--- SUPPLIED MATERIAL ---

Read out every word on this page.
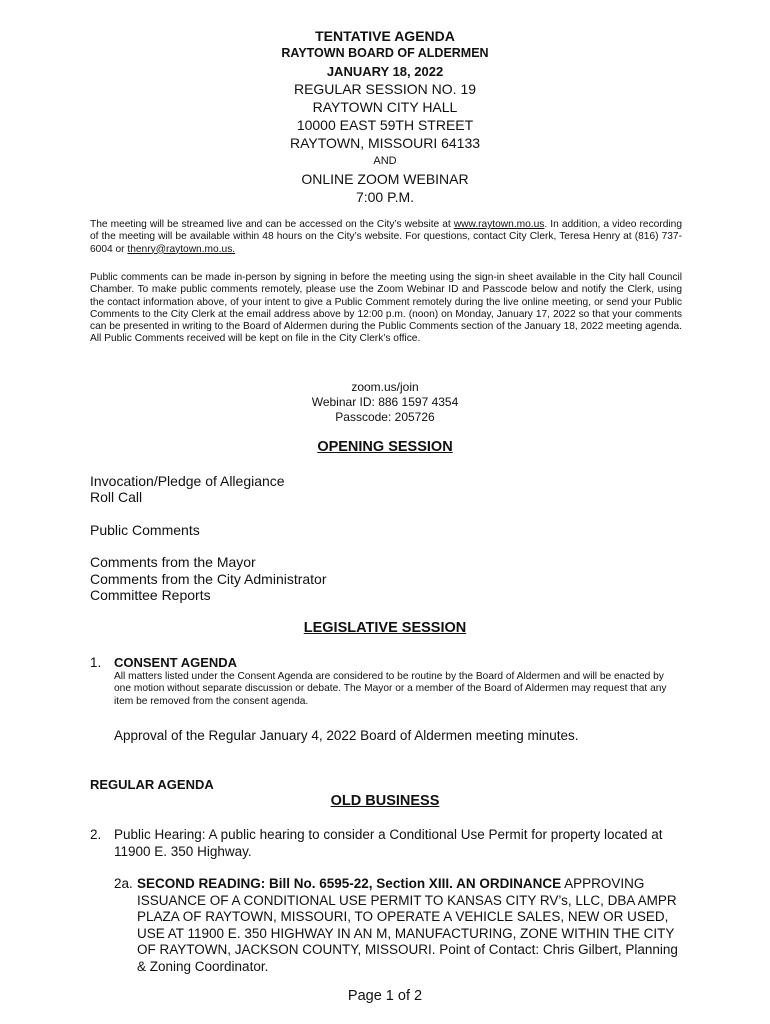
TENTATIVE AGENDA
RAYTOWN BOARD OF ALDERMEN
JANUARY 18, 2022
REGULAR SESSION NO. 19
RAYTOWN CITY HALL
10000 EAST 59TH STREET
RAYTOWN, MISSOURI 64133
AND
ONLINE ZOOM WEBINAR
7:00 P.M.
The meeting will be streamed live and can be accessed on the City’s website at www.raytown.mo.us. In addition, a video recording of the meeting will be available within 48 hours on the City’s website. For questions, contact City Clerk, Teresa Henry at (816) 737-6004 or thenry@raytown.mo.us.
Public comments can be made in-person by signing in before the meeting using the sign-in sheet available in the City hall Council Chamber. To make public comments remotely, please use the Zoom Webinar ID and Passcode below and notify the Clerk, using the contact information above, of your intent to give a Public Comment remotely during the live online meeting, or send your Public Comments to the City Clerk at the email address above by 12:00 p.m. (noon) on Monday, January 17, 2022 so that your comments can be presented in writing to the Board of Aldermen during the Public Comments section of the January 18, 2022 meeting agenda. All Public Comments received will be kept on file in the City Clerk’s office.
zoom.us/join
Webinar ID: 886 1597 4354
Passcode: 205726
OPENING SESSION
Invocation/Pledge of Allegiance
Roll Call
Public Comments
Comments from the Mayor
Comments from the City Administrator
Committee Reports
LEGISLATIVE SESSION
1. CONSENT AGENDA
All matters listed under the Consent Agenda are considered to be routine by the Board of Aldermen and will be enacted by one motion without separate discussion or debate. The Mayor or a member of the Board of Aldermen may request that any item be removed from the consent agenda.
Approval of the Regular January 4, 2022 Board of Aldermen meeting minutes.
REGULAR AGENDA
OLD BUSINESS
2. Public Hearing: A public hearing to consider a Conditional Use Permit for property located at 11900 E. 350 Highway.
2a. SECOND READING: Bill No. 6595-22, Section XIII. AN ORDINANCE APPROVING ISSUANCE OF A CONDITIONAL USE PERMIT TO KANSAS CITY RV’s, LLC, DBA AMPR PLAZA OF RAYTOWN, MISSOURI, TO OPERATE A VEHICLE SALES, NEW OR USED, USE AT 11900 E. 350 HIGHWAY IN AN M, MANUFACTURING, ZONE WITHIN THE CITY OF RAYTOWN, JACKSON COUNTY, MISSOURI. Point of Contact: Chris Gilbert, Planning & Zoning Coordinator.
Page 1 of 2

---

--- STATED PROBLEM ---
Output an exact copy of the material, with the pictures removed.

--- OUTPUT FOR THIS EXERCISE ---
Read out every word on this page.
TENTATIVE AGENDA
RAYTOWN BOARD OF ALDERMEN
JANUARY 18, 2022
REGULAR SESSION NO. 19
RAYTOWN CITY HALL
10000 EAST 59TH STREET
RAYTOWN, MISSOURI 64133
AND
ONLINE ZOOM WEBINAR
7:00 P.M.
The meeting will be streamed live and can be accessed on the City’s website at www.raytown.mo.us. In addition, a video recording of the meeting will be available within 48 hours on the City’s website. For questions, contact City Clerk, Teresa Henry at (816) 737-6004 or thenry@raytown.mo.us.
Public comments can be made in-person by signing in before the meeting using the sign-in sheet available in the City hall Council Chamber. To make public comments remotely, please use the Zoom Webinar ID and Passcode below and notify the Clerk, using the contact information above, of your intent to give a Public Comment remotely during the live online meeting, or send your Public Comments to the City Clerk at the email address above by 12:00 p.m. (noon) on Monday, January 17, 2022 so that your comments can be presented in writing to the Board of Aldermen during the Public Comments section of the January 18, 2022 meeting agenda. All Public Comments received will be kept on file in the City Clerk’s office.
zoom.us/join
Webinar ID: 886 1597 4354
Passcode: 205726
OPENING SESSION
Invocation/Pledge of Allegiance
Roll Call
Public Comments
Comments from the Mayor
Comments from the City Administrator
Committee Reports
LEGISLATIVE SESSION
1. CONSENT AGENDA
All matters listed under the Consent Agenda are considered to be routine by the Board of Aldermen and will be enacted by one motion without separate discussion or debate. The Mayor or a member of the Board of Aldermen may request that any item be removed from the consent agenda.
Approval of the Regular January 4, 2022 Board of Aldermen meeting minutes.
REGULAR AGENDA
OLD BUSINESS
2. Public Hearing: A public hearing to consider a Conditional Use Permit for property located at 11900 E. 350 Highway.
2a. SECOND READING: Bill No. 6595-22, Section XIII. AN ORDINANCE APPROVING ISSUANCE OF A CONDITIONAL USE PERMIT TO KANSAS CITY RV’s, LLC, DBA AMPR PLAZA OF RAYTOWN, MISSOURI, TO OPERATE A VEHICLE SALES, NEW OR USED, USE AT 11900 E. 350 HIGHWAY IN AN M, MANUFACTURING, ZONE WITHIN THE CITY OF RAYTOWN, JACKSON COUNTY, MISSOURI. Point of Contact: Chris Gilbert, Planning & Zoning Coordinator.
Page 1 of 2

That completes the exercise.